* What you need to do *
Write out the data below exactly as given, without any of its pictures.

* Records shown *
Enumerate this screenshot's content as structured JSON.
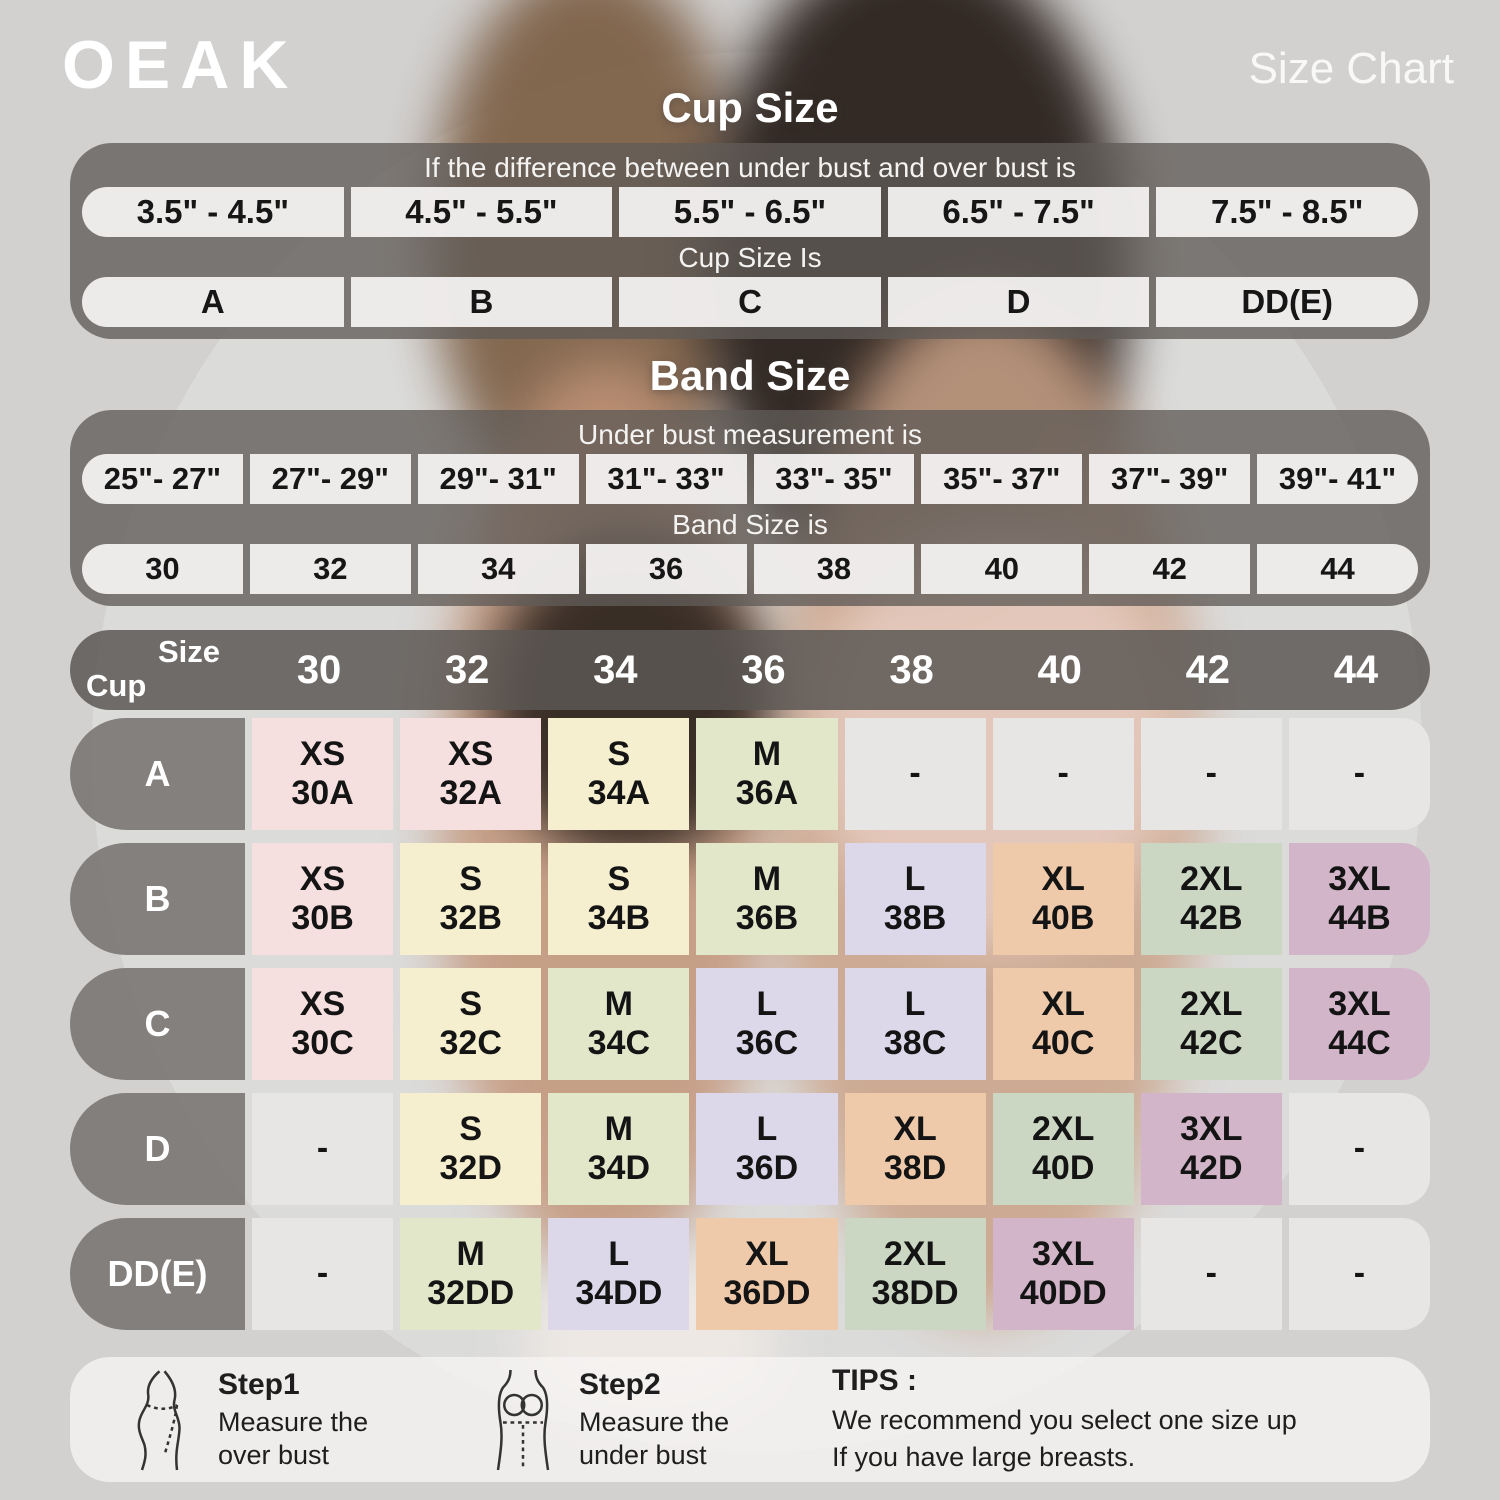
{
  "brand": "OEAK",
  "page_title": "Size Chart",
  "colors": {
    "XS": "#f6dfdf",
    "S": "#f5efcf",
    "M": "#e2e7ca",
    "L": "#dcd8ea",
    "XL": "#eecaab",
    "2XL": "#cbd7c3",
    "3XL": "#d2b5c8",
    "none": "#e8e6e5"
  },
  "cup_section": {
    "title": "Cup Size",
    "header": "If the  difference between under bust and over bust is",
    "ranges": [
      "3.5\" -  4.5\"",
      "4.5\" -  5.5\"",
      "5.5\" -  6.5\"",
      "6.5\" -  7.5\"",
      "7.5\" -  8.5\""
    ],
    "subheader": "Cup Size Is",
    "values": [
      "A",
      "B",
      "C",
      "D",
      "DD(E)"
    ]
  },
  "band_section": {
    "title": "Band Size",
    "header": "Under bust measurement is",
    "ranges": [
      "25\"- 27\"",
      "27\"- 29\"",
      "29\"- 31\"",
      "31\"- 33\"",
      "33\"- 35\"",
      "35\"- 37\"",
      "37\"- 39\"",
      "39\"- 41\""
    ],
    "subheader": "Band Size is",
    "values": [
      "30",
      "32",
      "34",
      "36",
      "38",
      "40",
      "42",
      "44"
    ]
  },
  "matrix": {
    "corner_top": "Size",
    "corner_bottom": "Cup",
    "empty": "-",
    "columns": [
      "30",
      "32",
      "34",
      "36",
      "38",
      "40",
      "42",
      "44"
    ],
    "rows": [
      {
        "label": "A",
        "cells": [
          {
            "size": "XS",
            "code": "30A"
          },
          {
            "size": "XS",
            "code": "32A"
          },
          {
            "size": "S",
            "code": "34A"
          },
          {
            "size": "M",
            "code": "36A"
          },
          null,
          null,
          null,
          null
        ]
      },
      {
        "label": "B",
        "cells": [
          {
            "size": "XS",
            "code": "30B"
          },
          {
            "size": "S",
            "code": "32B"
          },
          {
            "size": "S",
            "code": "34B"
          },
          {
            "size": "M",
            "code": "36B"
          },
          {
            "size": "L",
            "code": "38B"
          },
          {
            "size": "XL",
            "code": "40B"
          },
          {
            "size": "2XL",
            "code": "42B"
          },
          {
            "size": "3XL",
            "code": "44B"
          }
        ]
      },
      {
        "label": "C",
        "cells": [
          {
            "size": "XS",
            "code": "30C"
          },
          {
            "size": "S",
            "code": "32C"
          },
          {
            "size": "M",
            "code": "34C"
          },
          {
            "size": "L",
            "code": "36C"
          },
          {
            "size": "L",
            "code": "38C"
          },
          {
            "size": "XL",
            "code": "40C"
          },
          {
            "size": "2XL",
            "code": "42C"
          },
          {
            "size": "3XL",
            "code": "44C"
          }
        ]
      },
      {
        "label": "D",
        "cells": [
          null,
          {
            "size": "S",
            "code": "32D"
          },
          {
            "size": "M",
            "code": "34D"
          },
          {
            "size": "L",
            "code": "36D"
          },
          {
            "size": "XL",
            "code": "38D"
          },
          {
            "size": "2XL",
            "code": "40D"
          },
          {
            "size": "3XL",
            "code": "42D"
          },
          null
        ]
      },
      {
        "label": "DD(E)",
        "cells": [
          null,
          {
            "size": "M",
            "code": "32DD"
          },
          {
            "size": "L",
            "code": "34DD"
          },
          {
            "size": "XL",
            "code": "36DD"
          },
          {
            "size": "2XL",
            "code": "38DD"
          },
          {
            "size": "3XL",
            "code": "40DD"
          },
          null,
          null
        ]
      }
    ]
  },
  "footer": {
    "step1_title": "Step1",
    "step1_text": "Measure the over bust",
    "step2_title": "Step2",
    "step2_text": "Measure the under bust",
    "tips_title": "TIPS :",
    "tips_line1": "We recommend you select one size up",
    "tips_line2": "If you have large breasts."
  },
  "chart_data": [
    {
      "type": "table",
      "title": "Cup Size",
      "note": "If the difference between under bust and over bust is -> Cup Size Is",
      "columns": [
        "3.5\" - 4.5\"",
        "4.5\" - 5.5\"",
        "5.5\" - 6.5\"",
        "6.5\" - 7.5\"",
        "7.5\" - 8.5\""
      ],
      "rows": [
        [
          "A",
          "B",
          "C",
          "D",
          "DD(E)"
        ]
      ]
    },
    {
      "type": "table",
      "title": "Band Size",
      "note": "Under bust measurement is -> Band Size is",
      "columns": [
        "25\"- 27\"",
        "27\"- 29\"",
        "29\"- 31\"",
        "31\"- 33\"",
        "33\"- 35\"",
        "35\"- 37\"",
        "37\"- 39\"",
        "39\"- 41\""
      ],
      "rows": [
        [
          "30",
          "32",
          "34",
          "36",
          "38",
          "40",
          "42",
          "44"
        ]
      ]
    },
    {
      "type": "table",
      "title": "Cup x Band size matrix",
      "columns": [
        "Cup \\ Size",
        "30",
        "32",
        "34",
        "36",
        "38",
        "40",
        "42",
        "44"
      ],
      "rows": [
        [
          "A",
          "XS 30A",
          "XS 32A",
          "S 34A",
          "M 36A",
          "-",
          "-",
          "-",
          "-"
        ],
        [
          "B",
          "XS 30B",
          "S 32B",
          "S 34B",
          "M 36B",
          "L 38B",
          "XL 40B",
          "2XL 42B",
          "3XL 44B"
        ],
        [
          "C",
          "XS 30C",
          "S 32C",
          "M 34C",
          "L 36C",
          "L 38C",
          "XL 40C",
          "2XL 42C",
          "3XL 44C"
        ],
        [
          "D",
          "-",
          "S 32D",
          "M 34D",
          "L 36D",
          "XL 38D",
          "2XL 40D",
          "3XL 42D",
          "-"
        ],
        [
          "DD(E)",
          "-",
          "M 32DD",
          "L 34DD",
          "XL 36DD",
          "2XL 38DD",
          "3XL 40DD",
          "-",
          "-"
        ]
      ]
    }
  ]
}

* Worked solution *
Enumerate this screenshot's content as structured JSON.
{
  "brand": "OEAK",
  "page_title": "Size Chart",
  "colors": {
    "XS": "#f6dfdf",
    "S": "#f5efcf",
    "M": "#e2e7ca",
    "L": "#dcd8ea",
    "XL": "#eecaab",
    "2XL": "#cbd7c3",
    "3XL": "#d2b5c8",
    "none": "#e8e6e5"
  },
  "cup_section": {
    "title": "Cup Size",
    "header": "If the  difference between under bust and over bust is",
    "ranges": [
      "3.5\" -  4.5\"",
      "4.5\" -  5.5\"",
      "5.5\" -  6.5\"",
      "6.5\" -  7.5\"",
      "7.5\" -  8.5\""
    ],
    "subheader": "Cup Size Is",
    "values": [
      "A",
      "B",
      "C",
      "D",
      "DD(E)"
    ]
  },
  "band_section": {
    "title": "Band Size",
    "header": "Under bust measurement is",
    "ranges": [
      "25\"- 27\"",
      "27\"- 29\"",
      "29\"- 31\"",
      "31\"- 33\"",
      "33\"- 35\"",
      "35\"- 37\"",
      "37\"- 39\"",
      "39\"- 41\""
    ],
    "subheader": "Band Size is",
    "values": [
      "30",
      "32",
      "34",
      "36",
      "38",
      "40",
      "42",
      "44"
    ]
  },
  "matrix": {
    "corner_top": "Size",
    "corner_bottom": "Cup",
    "empty": "-",
    "columns": [
      "30",
      "32",
      "34",
      "36",
      "38",
      "40",
      "42",
      "44"
    ],
    "rows": [
      {
        "label": "A",
        "cells": [
          {
            "size": "XS",
            "code": "30A"
          },
          {
            "size": "XS",
            "code": "32A"
          },
          {
            "size": "S",
            "code": "34A"
          },
          {
            "size": "M",
            "code": "36A"
          },
          null,
          null,
          null,
          null
        ]
      },
      {
        "label": "B",
        "cells": [
          {
            "size": "XS",
            "code": "30B"
          },
          {
            "size": "S",
            "code": "32B"
          },
          {
            "size": "S",
            "code": "34B"
          },
          {
            "size": "M",
            "code": "36B"
          },
          {
            "size": "L",
            "code": "38B"
          },
          {
            "size": "XL",
            "code": "40B"
          },
          {
            "size": "2XL",
            "code": "42B"
          },
          {
            "size": "3XL",
            "code": "44B"
          }
        ]
      },
      {
        "label": "C",
        "cells": [
          {
            "size": "XS",
            "code": "30C"
          },
          {
            "size": "S",
            "code": "32C"
          },
          {
            "size": "M",
            "code": "34C"
          },
          {
            "size": "L",
            "code": "36C"
          },
          {
            "size": "L",
            "code": "38C"
          },
          {
            "size": "XL",
            "code": "40C"
          },
          {
            "size": "2XL",
            "code": "42C"
          },
          {
            "size": "3XL",
            "code": "44C"
          }
        ]
      },
      {
        "label": "D",
        "cells": [
          null,
          {
            "size": "S",
            "code": "32D"
          },
          {
            "size": "M",
            "code": "34D"
          },
          {
            "size": "L",
            "code": "36D"
          },
          {
            "size": "XL",
            "code": "38D"
          },
          {
            "size": "2XL",
            "code": "40D"
          },
          {
            "size": "3XL",
            "code": "42D"
          },
          null
        ]
      },
      {
        "label": "DD(E)",
        "cells": [
          null,
          {
            "size": "M",
            "code": "32DD"
          },
          {
            "size": "L",
            "code": "34DD"
          },
          {
            "size": "XL",
            "code": "36DD"
          },
          {
            "size": "2XL",
            "code": "38DD"
          },
          {
            "size": "3XL",
            "code": "40DD"
          },
          null,
          null
        ]
      }
    ]
  },
  "footer": {
    "step1_title": "Step1",
    "step1_text": "Measure the over bust",
    "step2_title": "Step2",
    "step2_text": "Measure the under bust",
    "tips_title": "TIPS :",
    "tips_line1": "We recommend you select one size up",
    "tips_line2": "If you have large breasts."
  },
  "chart_data": [
    {
      "type": "table",
      "title": "Cup Size",
      "note": "If the difference between under bust and over bust is -> Cup Size Is",
      "columns": [
        "3.5\" - 4.5\"",
        "4.5\" - 5.5\"",
        "5.5\" - 6.5\"",
        "6.5\" - 7.5\"",
        "7.5\" - 8.5\""
      ],
      "rows": [
        [
          "A",
          "B",
          "C",
          "D",
          "DD(E)"
        ]
      ]
    },
    {
      "type": "table",
      "title": "Band Size",
      "note": "Under bust measurement is -> Band Size is",
      "columns": [
        "25\"- 27\"",
        "27\"- 29\"",
        "29\"- 31\"",
        "31\"- 33\"",
        "33\"- 35\"",
        "35\"- 37\"",
        "37\"- 39\"",
        "39\"- 41\""
      ],
      "rows": [
        [
          "30",
          "32",
          "34",
          "36",
          "38",
          "40",
          "42",
          "44"
        ]
      ]
    },
    {
      "type": "table",
      "title": "Cup x Band size matrix",
      "columns": [
        "Cup \\ Size",
        "30",
        "32",
        "34",
        "36",
        "38",
        "40",
        "42",
        "44"
      ],
      "rows": [
        [
          "A",
          "XS 30A",
          "XS 32A",
          "S 34A",
          "M 36A",
          "-",
          "-",
          "-",
          "-"
        ],
        [
          "B",
          "XS 30B",
          "S 32B",
          "S 34B",
          "M 36B",
          "L 38B",
          "XL 40B",
          "2XL 42B",
          "3XL 44B"
        ],
        [
          "C",
          "XS 30C",
          "S 32C",
          "M 34C",
          "L 36C",
          "L 38C",
          "XL 40C",
          "2XL 42C",
          "3XL 44C"
        ],
        [
          "D",
          "-",
          "S 32D",
          "M 34D",
          "L 36D",
          "XL 38D",
          "2XL 40D",
          "3XL 42D",
          "-"
        ],
        [
          "DD(E)",
          "-",
          "M 32DD",
          "L 34DD",
          "XL 36DD",
          "2XL 38DD",
          "3XL 40DD",
          "-",
          "-"
        ]
      ]
    }
  ]
}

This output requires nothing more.